21 Juin 2014
15 jours en autonomie totale à travers l'Islande
Je ne savais pas qu'il existait, encore aujourd'hui, un pays sauvage si proche de la France.
La facilité avec laquelle nous nous sommes retrouvés débarqué de l'autocar, Loïc et moi, au milieu de nulle part, moins de 24h après notre départ de Paris, est ahurissante. Il suffit de revenir un clic en arrière pour comprendre l’enchaînement des événements.
Le premier clic de souris, a eu lieu des années auparavant, lorsque je préparais ma première « grande » randonnée : de Paris à Marseille à pied (l'objet inital de ce blog). Je lisais attentivement tous les conseils prodigués par d'autres randonneurs, sur un site dédié à la marche ultra légère, quand je suis tombé par hasard sur le récit d'un gars parti faire la traversée de l'Islande à pied. Je suis resté stupéfait devant la beauté des photos d'une part et hypnotisé par l'aventure que cela devait représenter. A ce moment là je me disais que ce genre d'expéditions était réservé à quelques « aventuriersaguerrisdelextreme » ! Bref, pas pour moi. Mais certains clics me font plus penser à un effet de cliquet, comme une roue crantée qui s'enclenche et qu'il est impossible de faire revenir en arrière.
Le deuxième clic s'est produit lorsque j'ai commencé à parler de ce projet à la volée et que Loïc, un ami grimpeur et alpiniste, a tout de suite mordu à l'hameçon. Après ma traversée des Alpes, je cherchais en effet un nouveau projet. C'est là que l'idée d'une virée en Islande est revenue. Avec l'expérience acquise au cours du Paris-Marseille et la traversée des Alpes du Léman à Menton (ma seconde grande randonnée), cette virée me semblait abordable même si la part d'aventure était nettement plus importante que dans tous mes projets précédents.
Maintenant que nous étions deux, le projet commençait à devenir concret. A force de discussions, pendant un an, nous avons délimité les frontières de ce qui nous semblait faisable, fait le tri entre nos fantasmes et la réalité, pesé ce qui nous apparaissait raisonnable et écarté ce que nous sentions instinctivement comme trop dangereux ou incertain...
Le troisième clic, le plus facile à faire, c'est lorsque j'ai acheté les billets d'avion sur internet. Partir en Islande est beaucoup plus simple que de vouloir aller d'une banlieue parisienne à une autre avec le RER. Pas de correspondance, aucune histoire de zone tarifaire. Simple comme bonjour, il n'y a aucune formalité administrative pour les ressortissants français. Armé d'un billet d'avion et d'une carte d'identité, vous vous retrouvez 4 heures plus tard en plein cœur de Reykjavík !!
Il est 1 heure du matin quand nous nous enfonçons dans nos sacs de couchage moelleux et agréables sous notre petite tente ultra compacte et légère.
Il fait jour, nous sommes au milieu d'un océan de tentes de toutes les couleurs et des grappes de jeunes déambulent à travers le camping rejouant le festival de Woodstock, des joints et des bières plein les mains. Nous avons à peine pu trouver 2 mètres carré pour planter notre abri, le festival du solstice d'été bat son plein à 100m du camping. Nous sommes le 22 juin 2014.

- LISTE DES ENREGISTREMENTS:
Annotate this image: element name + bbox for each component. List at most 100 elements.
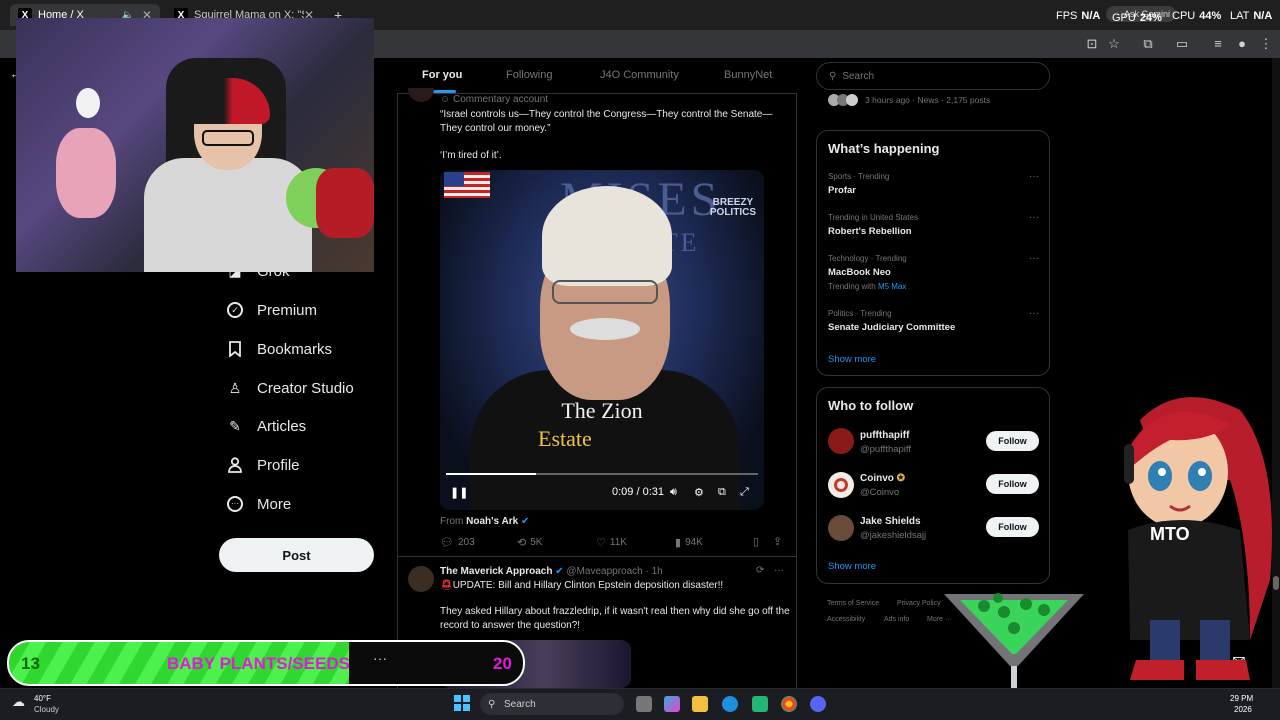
trend-title[interactable]: Profar <box>828 185 856 196</box>
nav-profile[interactable]: Profile <box>226 453 300 477</box>
author-handle[interactable]: @Maveapproach <box>566 566 642 577</box>
post-time: · 1h <box>645 566 663 577</box>
tab-j4o-community[interactable]: J4O Community <box>600 69 679 81</box>
nav-bookmarks[interactable]: Bookmarks <box>226 337 332 361</box>
us-flag-icon <box>444 172 490 198</box>
chrome-icon[interactable] <box>781 696 797 712</box>
video-caption-2: Estate <box>538 426 592 451</box>
pause-icon[interactable]: ❚❚ <box>450 486 468 499</box>
speaker-glasses <box>552 280 658 304</box>
task-view-icon[interactable] <box>636 696 652 712</box>
pink-plush <box>56 128 116 218</box>
follow-user-handle: @jakeshieldsajj <box>860 530 927 541</box>
news-meta: 3 hours ago · News · 2,175 posts <box>865 95 991 105</box>
follow-button[interactable]: Follow <box>986 431 1039 451</box>
hud-fps: FPS N/A <box>1056 10 1101 22</box>
show-more-link[interactable]: Show more <box>828 561 876 572</box>
weather-icon: ☁ <box>12 694 25 709</box>
commentary-icon: ☺ <box>440 94 453 105</box>
reply-icon: 💬︎ <box>440 537 454 549</box>
footer-link[interactable]: Privacy Policy <box>897 600 941 607</box>
author-name[interactable]: The Maverick Approach <box>440 566 552 577</box>
taskbar-search-label: Search <box>504 698 536 710</box>
trend-title[interactable]: Senate Judiciary Committee <box>828 322 955 333</box>
star-icon[interactable]: ☆ <box>1106 36 1122 52</box>
tab-for-you[interactable]: For you <box>422 69 462 81</box>
follow-user-name[interactable]: Coinvo ✪ <box>860 473 905 484</box>
post-button[interactable]: Post <box>219 538 374 572</box>
creator-studio-icon: ♙ <box>228 379 242 396</box>
trend-title[interactable]: MacBook Neo <box>828 267 891 278</box>
avatar[interactable] <box>408 566 434 592</box>
like-action[interactable]: ♡ 11K <box>596 536 627 549</box>
settings-icon[interactable]: ⚙ <box>694 486 704 499</box>
repost-action[interactable]: ⟲ 5K <box>517 536 542 549</box>
nav-creator-studio[interactable]: ♙ Creator Studio <box>226 376 354 400</box>
commentary-label: ☺ Commentary account <box>440 94 549 105</box>
app-icon[interactable] <box>752 696 768 712</box>
taskbar-search[interactable]: ⚲ Search <box>480 693 624 715</box>
trend-menu-icon[interactable]: ··· <box>1029 253 1039 264</box>
nav-premium[interactable]: ✓ Premium <box>226 298 317 322</box>
avatar[interactable] <box>828 428 854 454</box>
show-more-link[interactable]: Show more <box>828 354 876 365</box>
tab-following[interactable]: Following <box>506 69 552 81</box>
trend-menu-icon[interactable]: ··· <box>1029 212 1039 223</box>
premium-icon: ✓ <box>226 301 244 319</box>
post-menu-icon[interactable]: ··· <box>774 565 784 576</box>
follow-user-name[interactable]: puffthapiff <box>860 430 909 441</box>
repost-icon: ⟲ <box>517 537 527 549</box>
install-app-icon[interactable]: ⊡ <box>1084 36 1100 52</box>
menu-icon[interactable]: ⋮ <box>1258 36 1274 52</box>
avatar[interactable] <box>828 472 854 498</box>
discord-icon[interactable] <box>810 696 826 712</box>
profile-icon <box>226 456 244 474</box>
copilot-icon[interactable] <box>664 696 680 712</box>
split-view-icon[interactable]: ▭ <box>1174 36 1190 52</box>
feed-tabs: For you Following J4O Community BunnyNet <box>397 58 797 94</box>
follow-user-name[interactable]: Jake Shields <box>860 516 921 527</box>
trend-extra-link[interactable]: M5 Max <box>878 282 906 291</box>
pip-icon[interactable]: ⧉ <box>718 486 726 499</box>
video-progress-bar[interactable] <box>446 473 758 475</box>
windows-start-icon[interactable] <box>454 695 470 711</box>
clock-time[interactable]: 29 PM <box>1230 694 1253 703</box>
weather-temp[interactable]: 40°F <box>34 694 51 703</box>
follow-user-handle: @puffthapiff <box>860 444 912 455</box>
tab-bunnynet[interactable]: BunnyNet <box>724 69 772 81</box>
breezy-politics-logo: BREEZY POLITICS <box>709 197 756 218</box>
hud-gpu: GPU 24% <box>1112 12 1162 24</box>
post-header: The Maverick Approach ✔ @Maveapproach · … <box>440 566 663 577</box>
video-player[interactable]: MISES UTE BREEZYPOLITICS The Zion Estate… <box>440 170 764 510</box>
bookmark-icon <box>226 340 244 358</box>
share-icon[interactable]: ⇪ <box>773 535 786 548</box>
extensions-icon[interactable]: ⧉ <box>1140 36 1156 52</box>
grok-icon[interactable]: ⟳ <box>756 565 764 576</box>
follow-button[interactable]: Follow <box>986 474 1039 494</box>
from-account-link[interactable]: Noah's Ark <box>466 516 518 527</box>
trend-title[interactable]: Robert's Rebellion <box>828 226 912 237</box>
avatar-shirt-text: MTO <box>1150 524 1190 544</box>
bookmark-action-icon[interactable]: ▯ <box>753 535 763 548</box>
trend-meta: Sports · Trending <box>828 172 890 181</box>
news-avatars <box>828 94 860 106</box>
footer-link[interactable]: Terms of Service <box>827 600 879 607</box>
reading-list-icon[interactable]: ≡ <box>1210 36 1226 52</box>
volume-icon[interactable]: 🔊︎ <box>670 486 677 499</box>
reply-action[interactable]: 💬︎ 203 <box>440 536 475 549</box>
avatar-icon[interactable]: ● <box>1234 36 1250 52</box>
search-input[interactable]: ⚲ Search <box>816 62 1050 90</box>
avatar[interactable] <box>828 515 854 541</box>
edge-icon[interactable] <box>722 696 738 712</box>
nav-articles[interactable]: ✎ Articles <box>226 414 306 438</box>
footer-link[interactable]: Ads info <box>884 616 909 623</box>
follow-button[interactable]: Follow <box>986 517 1039 537</box>
goal-menu-icon: ··· <box>373 650 387 666</box>
views-action[interactable]: ▮ 94K <box>675 536 703 549</box>
file-explorer-icon[interactable] <box>692 696 708 712</box>
fullscreen-icon[interactable]: ⤢ <box>740 486 749 499</box>
trend-menu-icon[interactable]: ··· <box>1029 308 1039 319</box>
footer-link[interactable]: Accessibility <box>827 616 865 623</box>
nav-more[interactable]: ··· More <box>226 492 291 516</box>
trend-menu-icon[interactable]: ··· <box>1029 171 1039 182</box>
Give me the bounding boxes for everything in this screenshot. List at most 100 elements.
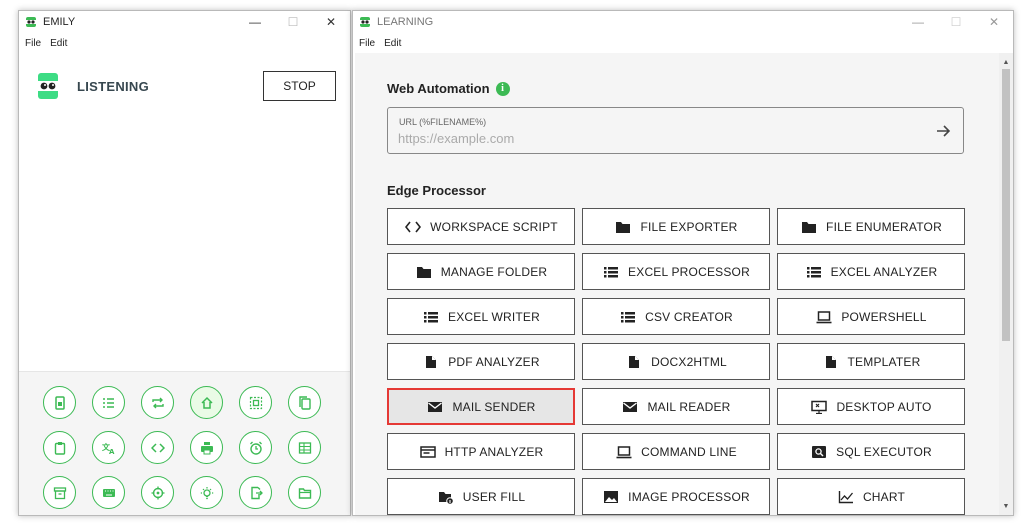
processor-desktop-auto-button[interactable]: DESKTOP AUTO xyxy=(777,388,965,425)
processor-workspace-script-button[interactable]: WORKSPACE SCRIPT xyxy=(387,208,575,245)
tool-button[interactable] xyxy=(239,386,272,419)
processor-image-processor-button[interactable]: IMAGE PROCESSOR xyxy=(582,478,770,515)
scroll-down-icon[interactable]: ▼ xyxy=(999,499,1013,513)
search-box-icon xyxy=(810,445,828,459)
image-icon xyxy=(602,490,620,504)
processor-http-analyzer-button[interactable]: HTTP ANALYZER xyxy=(387,433,575,470)
processor-manage-folder-button[interactable]: MANAGE FOLDER xyxy=(387,253,575,290)
desktop-icon xyxy=(810,400,828,414)
browser-icon xyxy=(419,445,437,459)
processor-label: SQL EXECUTOR xyxy=(836,444,932,459)
stop-button[interactable]: STOP xyxy=(263,71,336,101)
minimize-button[interactable]: — xyxy=(899,11,937,33)
processor-excel-analyzer-button[interactable]: EXCEL ANALYZER xyxy=(777,253,965,290)
tool-button[interactable] xyxy=(43,386,76,419)
arrow-right-icon[interactable] xyxy=(933,121,953,141)
processor-excel-writer-button[interactable]: EXCEL WRITER xyxy=(387,298,575,335)
processor-file-enumerator-button[interactable]: FILE ENUMERATOR xyxy=(777,208,965,245)
maximize-button[interactable]: ☐ xyxy=(274,11,312,33)
processor-label: POWERSHELL xyxy=(841,309,927,324)
tool-button[interactable] xyxy=(92,476,125,509)
processor-label: IMAGE PROCESSOR xyxy=(628,489,750,504)
processor-csv-creator-button[interactable]: CSV CREATOR xyxy=(582,298,770,335)
processor-file-exporter-button[interactable]: FILE EXPORTER xyxy=(582,208,770,245)
processor-chart-button[interactable]: CHART xyxy=(777,478,965,515)
processor-mail-reader-button[interactable]: MAIL READER xyxy=(582,388,770,425)
folder-icon xyxy=(415,265,433,279)
processor-label: MANAGE FOLDER xyxy=(440,264,548,279)
tool-button[interactable] xyxy=(141,476,174,509)
file-export-icon xyxy=(250,486,263,499)
scrollbar[interactable]: ▲ ▼ xyxy=(999,53,1013,515)
code-icon xyxy=(404,220,422,234)
tool-button[interactable] xyxy=(288,476,321,509)
processor-label: USER FILL xyxy=(462,489,526,504)
tool-button[interactable] xyxy=(92,386,125,419)
url-label: URL (%FILENAME%) xyxy=(399,117,487,127)
processor-powershell-button[interactable]: POWERSHELL xyxy=(777,298,965,335)
tool-button[interactable] xyxy=(141,431,174,464)
web-automation-title: Web Automation xyxy=(387,81,490,96)
alarm-icon xyxy=(249,441,262,455)
close-button[interactable]: ✕ xyxy=(975,11,1013,33)
info-icon[interactable]: i xyxy=(495,81,510,96)
list-icon xyxy=(619,310,637,324)
processor-label: MAIL SENDER xyxy=(452,399,536,414)
list-icon xyxy=(602,265,620,279)
tool-button[interactable] xyxy=(43,431,76,464)
copy-icon xyxy=(298,395,311,410)
keyboard-icon xyxy=(102,488,115,497)
emily-titlebar[interactable]: EMILY — ☐ ✕ xyxy=(19,11,350,33)
processor-label: TEMPLATER xyxy=(847,354,921,369)
tool-button[interactable] xyxy=(190,476,223,509)
learning-menubar: File Edit xyxy=(353,33,1013,53)
tool-button[interactable] xyxy=(43,476,76,509)
processor-label: CSV CREATOR xyxy=(645,309,733,324)
scroll-up-icon[interactable]: ▲ xyxy=(999,55,1013,69)
processor-mail-sender-button[interactable]: MAIL SENDER xyxy=(387,388,575,425)
close-button[interactable]: ✕ xyxy=(312,11,350,33)
tool-button[interactable] xyxy=(239,431,272,464)
menu-file[interactable]: File xyxy=(25,38,41,49)
repeat-icon xyxy=(151,397,164,408)
code-icon xyxy=(150,442,165,453)
maximize-button[interactable]: ☐ xyxy=(937,11,975,33)
emily-logo-icon xyxy=(38,73,58,99)
tool-button[interactable] xyxy=(288,386,321,419)
tool-button[interactable]: 文A xyxy=(92,431,125,464)
crosshair-icon xyxy=(151,486,164,499)
url-field[interactable]: URL (%FILENAME%) xyxy=(387,107,964,154)
tool-button[interactable] xyxy=(141,386,174,419)
chart-icon xyxy=(837,490,855,504)
emily-app-icon xyxy=(26,17,36,27)
tool-button[interactable] xyxy=(288,431,321,464)
tool-button[interactable] xyxy=(239,476,272,509)
processor-user-fill-button[interactable]: USER FILL xyxy=(387,478,575,515)
file-icon xyxy=(625,355,643,369)
learning-title: LEARNING xyxy=(377,16,434,28)
tool-button[interactable] xyxy=(190,386,223,419)
url-input[interactable] xyxy=(398,131,898,146)
processor-label: COMMAND LINE xyxy=(641,444,737,459)
processor-excel-processor-button[interactable]: EXCEL PROCESSOR xyxy=(582,253,770,290)
tool-button[interactable] xyxy=(190,431,223,464)
tool-grid: 文A xyxy=(43,386,321,509)
processor-templater-button[interactable]: TEMPLATER xyxy=(777,343,965,380)
processor-command-line-button[interactable]: COMMAND LINE xyxy=(582,433,770,470)
learning-titlebar[interactable]: LEARNING — ☐ ✕ xyxy=(353,11,1013,33)
folder-open-icon xyxy=(298,487,311,499)
menu-file[interactable]: File xyxy=(359,38,375,49)
processor-pdf-analyzer-button[interactable]: PDF ANALYZER xyxy=(387,343,575,380)
processor-grid: WORKSPACE SCRIPT FILE EXPORTER FILE ENUMER… xyxy=(387,208,965,515)
processor-docx2html-button[interactable]: DOCX2HTML xyxy=(582,343,770,380)
scrollbar-thumb[interactable] xyxy=(1002,69,1010,341)
processor-label: FILE ENUMERATOR xyxy=(826,219,942,234)
listening-status: LISTENING xyxy=(77,78,150,94)
menu-edit[interactable]: Edit xyxy=(384,38,401,49)
minimize-button[interactable]: — xyxy=(236,11,274,33)
select-area-icon xyxy=(249,396,262,409)
home-icon xyxy=(200,396,213,409)
menu-edit[interactable]: Edit xyxy=(50,38,67,49)
processor-sql-executor-button[interactable]: SQL EXECUTOR xyxy=(777,433,965,470)
svg-text:A: A xyxy=(109,448,115,455)
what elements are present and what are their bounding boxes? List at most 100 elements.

- CONSIGNES:
1. Répondez, s'il vous plaît, à ces questions sur le récit de voyage en Islande :
(a) Combien d'heures faut-il pour se retrouver en plein cœur de Reykjavík ?
(b) Quelle a été la seconde grande randonnée de l'auteur ?
(c) À quelle distance du camping se déroule le festival du solstice d'été ?
2. Écrivez la suite du récit de voyage en Islande, juste après sa dernière phrase.

- RÉPONSES:
1.
(a) 4 heures.
(b) La traversée des Alpes, du Léman à Menton.
(c) À 100 mètres.

2.
Les contrées sauvages semblent à la fois si proches et si lointaines...
En cherchant le sommeil, alors que Loïc dort déjà depuis longtemps, je me remémore toutes les étapes de la préparation de notre voyage.
Il y a un an, pile, lors d'un rassemblement d'alpinisme, je parlais à Loïc de mon envie d'aller randonner à travers l'Islande, pendant plusieurs semaines en autonomie. Parti de cet embryon, nous avons commencé à rêver la suite : traverser des glaciers, gravir des sommets, traverser des rivières à gué, se perdre dans des déserts de sable, affronter les moustiques, se baigner dans des sources chaudes … tout cela nous l'avons presque vécu.
Avec gourmandise, nous avons lu les récits d'autres randonneurs, parcouru les forums. Nous avons discuter avec passion de l'équipement, fallait-il emmener une corde et des crampons ? Nous avons étudier les solutions les plus adaptées pour franchir les rivières à gué.
Nous avons ébauché à grand trait l'itinéraire. Compte tenu du temps restreint dont nous disposions, nous avons écarté la traversée Nord-Sud classique qui s'effectue en 3 semaines, pour une trace originale. Nous avons emprunté le départ de cette traversée classique au Sud puis bifurqué en suivant un cap au nord-ouest. La fin de ce périple est resté flou... Nous avions évaluer à 4 jours de marche la partie de Skogar jusqu'au Landmanalaugar. Encore 4 jours pour rallier le Kerlinggarfjöll. Il nous restait 6 jours sur le papier pour rejoindre la capitale ! Durée qui nous semblait raisonnable quelque soit le point GPS ou nous nous trouverions à ce moment là.
Avec minutie, nous avons pesé chaque objet de notre paquetage pour réduire au maximum le poids, calculer les rations journalières de nourriture. Autant de sujets passionnants et sérieux dont seul un marcheur ultra léger peut comprendre l'importance. Nous sommes partis quelques jours au mois de mars dans les Vosges pour tester notre matériel, les rations ainsi que l'entente entre nous. Malgré une météo plutôt rude, rassurés sur tous les points, même si nous n'étions pas spécialement inquiets, nous avons continué la préparation.
Ce voyage, nous l'avons rêvé, imaginé, fantasmé, commencé dans nos têtes bien avant le 21 juin 2014...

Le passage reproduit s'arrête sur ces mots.